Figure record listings
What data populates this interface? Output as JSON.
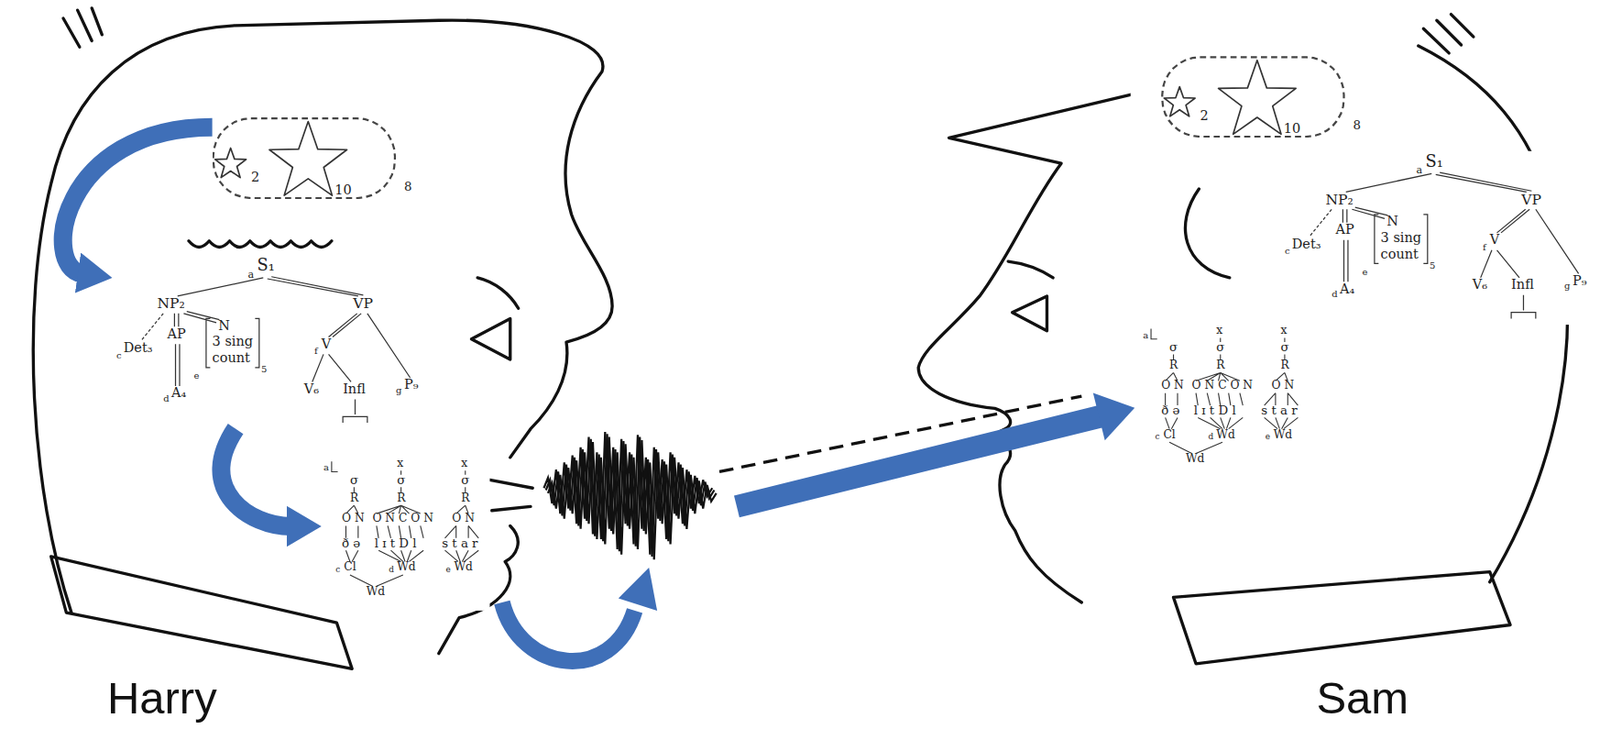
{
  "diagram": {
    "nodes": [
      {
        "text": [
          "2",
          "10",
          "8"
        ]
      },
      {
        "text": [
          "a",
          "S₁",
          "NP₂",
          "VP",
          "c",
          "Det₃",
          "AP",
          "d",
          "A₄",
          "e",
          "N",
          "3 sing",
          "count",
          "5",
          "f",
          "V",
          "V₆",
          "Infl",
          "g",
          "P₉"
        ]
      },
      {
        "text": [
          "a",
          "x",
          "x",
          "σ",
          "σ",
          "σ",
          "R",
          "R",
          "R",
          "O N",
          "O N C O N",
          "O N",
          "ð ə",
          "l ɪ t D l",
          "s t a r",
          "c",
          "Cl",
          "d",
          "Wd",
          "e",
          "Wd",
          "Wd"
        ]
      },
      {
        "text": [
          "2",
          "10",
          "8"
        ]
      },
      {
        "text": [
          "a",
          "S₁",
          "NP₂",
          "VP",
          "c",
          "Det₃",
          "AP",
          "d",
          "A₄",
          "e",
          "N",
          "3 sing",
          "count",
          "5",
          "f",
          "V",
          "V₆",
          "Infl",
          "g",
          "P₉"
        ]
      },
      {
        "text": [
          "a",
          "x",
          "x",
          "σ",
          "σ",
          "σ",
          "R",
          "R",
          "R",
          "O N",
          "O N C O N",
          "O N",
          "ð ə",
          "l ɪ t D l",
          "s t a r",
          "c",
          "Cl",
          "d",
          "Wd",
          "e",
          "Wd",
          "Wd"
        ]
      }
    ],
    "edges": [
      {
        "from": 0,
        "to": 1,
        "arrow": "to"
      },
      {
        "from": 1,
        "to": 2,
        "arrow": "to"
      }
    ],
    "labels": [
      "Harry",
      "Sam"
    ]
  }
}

▶ _THE PROBLEM_:
All of the lines above should be printed exactly, minus the pictures.

▶ _THE OUTPUT_:
What data populates this interface? Output as JSON.
{
  "diagram": {
    "nodes": [
      {
        "text": [
          "2",
          "10",
          "8"
        ]
      },
      {
        "text": [
          "a",
          "S₁",
          "NP₂",
          "VP",
          "c",
          "Det₃",
          "AP",
          "d",
          "A₄",
          "e",
          "N",
          "3 sing",
          "count",
          "5",
          "f",
          "V",
          "V₆",
          "Infl",
          "g",
          "P₉"
        ]
      },
      {
        "text": [
          "a",
          "x",
          "x",
          "σ",
          "σ",
          "σ",
          "R",
          "R",
          "R",
          "O N",
          "O N C O N",
          "O N",
          "ð ə",
          "l ɪ t D l",
          "s t a r",
          "c",
          "Cl",
          "d",
          "Wd",
          "e",
          "Wd",
          "Wd"
        ]
      },
      {
        "text": [
          "2",
          "10",
          "8"
        ]
      },
      {
        "text": [
          "a",
          "S₁",
          "NP₂",
          "VP",
          "c",
          "Det₃",
          "AP",
          "d",
          "A₄",
          "e",
          "N",
          "3 sing",
          "count",
          "5",
          "f",
          "V",
          "V₆",
          "Infl",
          "g",
          "P₉"
        ]
      },
      {
        "text": [
          "a",
          "x",
          "x",
          "σ",
          "σ",
          "σ",
          "R",
          "R",
          "R",
          "O N",
          "O N C O N",
          "O N",
          "ð ə",
          "l ɪ t D l",
          "s t a r",
          "c",
          "Cl",
          "d",
          "Wd",
          "e",
          "Wd",
          "Wd"
        ]
      }
    ],
    "edges": [
      {
        "from": 0,
        "to": 1,
        "arrow": "to"
      },
      {
        "from": 1,
        "to": 2,
        "arrow": "to"
      }
    ],
    "labels": [
      "Harry",
      "Sam"
    ]
  }
}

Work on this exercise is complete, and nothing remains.